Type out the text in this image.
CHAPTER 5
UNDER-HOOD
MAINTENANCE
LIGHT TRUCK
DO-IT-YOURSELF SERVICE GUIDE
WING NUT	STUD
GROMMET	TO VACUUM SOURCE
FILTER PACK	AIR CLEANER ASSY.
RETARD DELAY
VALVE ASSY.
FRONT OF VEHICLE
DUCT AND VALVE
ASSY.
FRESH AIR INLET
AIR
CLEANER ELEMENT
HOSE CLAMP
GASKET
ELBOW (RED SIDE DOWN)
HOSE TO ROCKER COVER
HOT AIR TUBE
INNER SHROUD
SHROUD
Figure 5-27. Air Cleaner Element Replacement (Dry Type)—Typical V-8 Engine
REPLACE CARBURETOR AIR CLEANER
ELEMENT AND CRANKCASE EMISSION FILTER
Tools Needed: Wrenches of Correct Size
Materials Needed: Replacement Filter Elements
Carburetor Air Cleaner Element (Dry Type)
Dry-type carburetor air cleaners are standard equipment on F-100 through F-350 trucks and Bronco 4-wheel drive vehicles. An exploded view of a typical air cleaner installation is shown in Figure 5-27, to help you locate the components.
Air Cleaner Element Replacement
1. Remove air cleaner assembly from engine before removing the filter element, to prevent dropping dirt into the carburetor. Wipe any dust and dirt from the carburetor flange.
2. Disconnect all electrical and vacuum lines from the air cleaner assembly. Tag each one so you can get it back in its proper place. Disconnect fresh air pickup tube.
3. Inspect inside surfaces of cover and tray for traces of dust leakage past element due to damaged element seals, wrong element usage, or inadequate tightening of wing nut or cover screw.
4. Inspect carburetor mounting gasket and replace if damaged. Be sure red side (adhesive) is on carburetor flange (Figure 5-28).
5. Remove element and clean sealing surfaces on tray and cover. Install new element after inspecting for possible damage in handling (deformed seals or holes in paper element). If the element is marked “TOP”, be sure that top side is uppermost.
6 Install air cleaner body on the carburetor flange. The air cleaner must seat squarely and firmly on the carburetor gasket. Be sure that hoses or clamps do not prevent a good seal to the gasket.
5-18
***
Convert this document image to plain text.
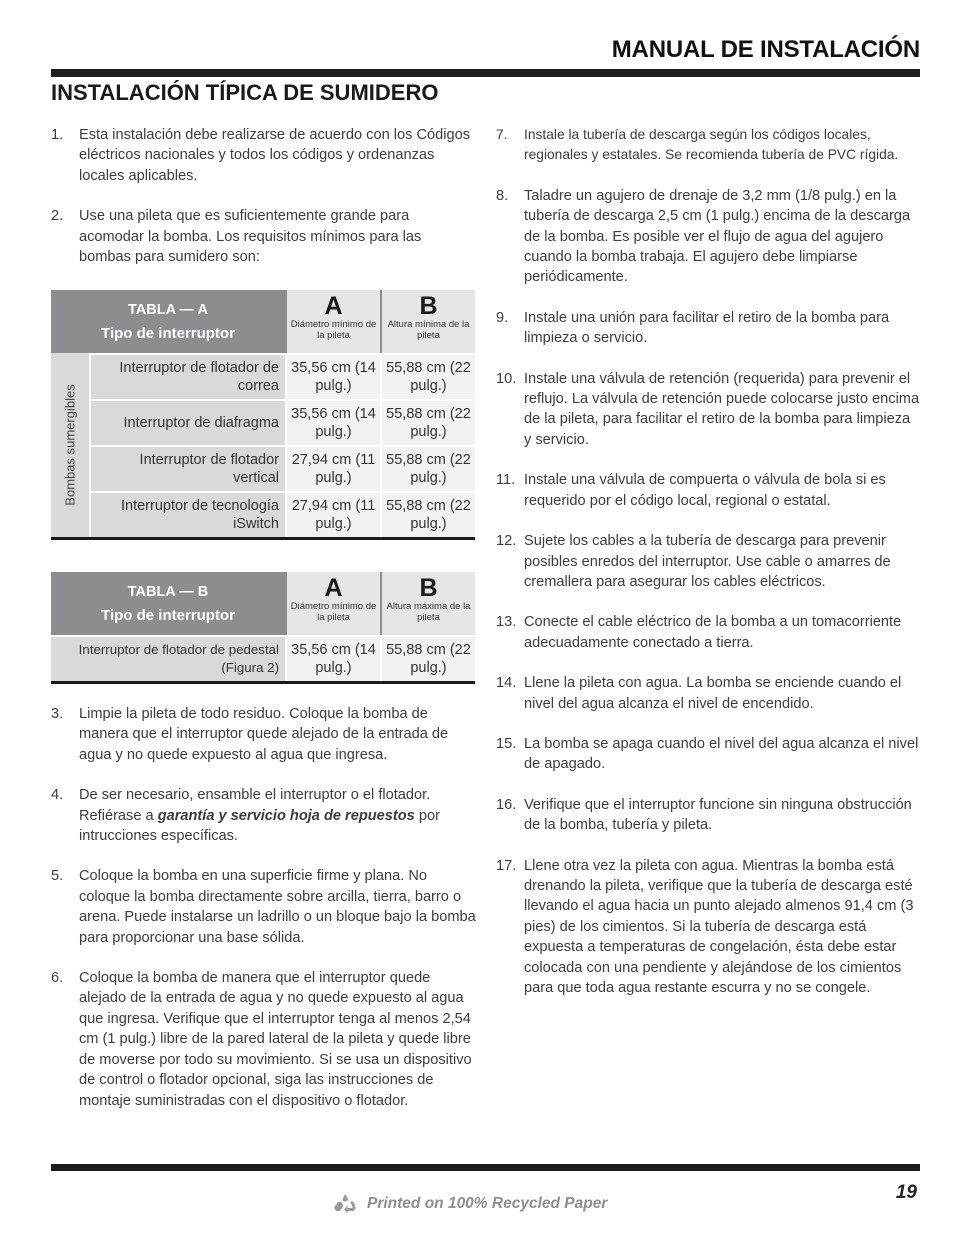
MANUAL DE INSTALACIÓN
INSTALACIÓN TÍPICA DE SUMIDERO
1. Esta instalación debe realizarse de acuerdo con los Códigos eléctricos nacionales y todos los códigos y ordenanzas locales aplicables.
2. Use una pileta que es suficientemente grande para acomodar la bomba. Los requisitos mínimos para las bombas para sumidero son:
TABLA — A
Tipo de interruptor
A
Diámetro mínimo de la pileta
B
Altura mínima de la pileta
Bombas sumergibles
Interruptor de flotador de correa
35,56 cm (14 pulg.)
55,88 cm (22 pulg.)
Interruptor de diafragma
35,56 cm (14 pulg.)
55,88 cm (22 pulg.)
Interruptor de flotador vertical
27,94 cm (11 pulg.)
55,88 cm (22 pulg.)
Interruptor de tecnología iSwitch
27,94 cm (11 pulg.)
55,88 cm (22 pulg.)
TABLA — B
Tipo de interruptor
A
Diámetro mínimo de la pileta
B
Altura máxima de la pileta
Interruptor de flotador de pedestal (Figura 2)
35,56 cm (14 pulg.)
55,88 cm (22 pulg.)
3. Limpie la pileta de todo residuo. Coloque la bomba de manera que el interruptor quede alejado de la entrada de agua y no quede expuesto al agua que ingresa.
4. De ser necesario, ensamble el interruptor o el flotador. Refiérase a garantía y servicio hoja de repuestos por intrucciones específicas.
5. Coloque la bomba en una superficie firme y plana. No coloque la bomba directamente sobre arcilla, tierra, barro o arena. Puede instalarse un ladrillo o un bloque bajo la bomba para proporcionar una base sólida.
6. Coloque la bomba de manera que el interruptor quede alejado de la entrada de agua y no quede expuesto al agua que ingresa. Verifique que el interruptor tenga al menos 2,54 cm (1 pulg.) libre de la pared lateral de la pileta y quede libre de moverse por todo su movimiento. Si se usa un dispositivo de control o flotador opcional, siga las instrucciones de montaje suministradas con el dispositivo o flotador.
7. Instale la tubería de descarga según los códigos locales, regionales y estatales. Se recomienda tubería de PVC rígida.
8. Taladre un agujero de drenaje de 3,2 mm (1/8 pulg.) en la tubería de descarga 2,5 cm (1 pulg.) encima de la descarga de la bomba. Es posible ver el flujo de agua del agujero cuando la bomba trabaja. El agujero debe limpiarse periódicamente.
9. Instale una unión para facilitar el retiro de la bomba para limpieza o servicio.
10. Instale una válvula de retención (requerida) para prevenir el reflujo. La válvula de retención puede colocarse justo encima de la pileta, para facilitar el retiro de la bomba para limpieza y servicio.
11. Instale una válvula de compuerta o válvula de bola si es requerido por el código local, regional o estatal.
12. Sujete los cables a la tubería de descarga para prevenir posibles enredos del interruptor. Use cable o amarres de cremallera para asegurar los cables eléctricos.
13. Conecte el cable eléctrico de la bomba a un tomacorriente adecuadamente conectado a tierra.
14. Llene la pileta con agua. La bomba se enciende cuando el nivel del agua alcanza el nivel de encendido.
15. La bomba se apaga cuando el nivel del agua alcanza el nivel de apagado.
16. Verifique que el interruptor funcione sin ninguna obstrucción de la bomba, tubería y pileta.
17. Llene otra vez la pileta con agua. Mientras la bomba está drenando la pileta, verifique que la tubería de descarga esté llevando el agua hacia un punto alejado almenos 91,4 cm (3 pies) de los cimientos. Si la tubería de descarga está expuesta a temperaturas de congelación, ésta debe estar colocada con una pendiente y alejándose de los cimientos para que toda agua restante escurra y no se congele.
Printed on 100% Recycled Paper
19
***
EXERCISE BRIEF – Keep only the lines that hold the string "quede", and copy them out.

TASK RESULT –
3. Limpie la pileta de todo residuo. Coloque la bomba de manera que el interruptor quede alejado de la entrada de agua y no quede expuesto al agua que ingresa.
6. Coloque la bomba de manera que el interruptor quede alejado de la entrada de agua y no quede expuesto al agua que ingresa. Verifique que el interruptor tenga al menos 2,54 cm (1 pulg.) libre de la pared lateral de la pileta y quede libre de moverse por todo su movimiento. Si se usa un dispositivo de control o flotador opcional, siga las instrucciones de montaje suministradas con el dispositivo o flotador.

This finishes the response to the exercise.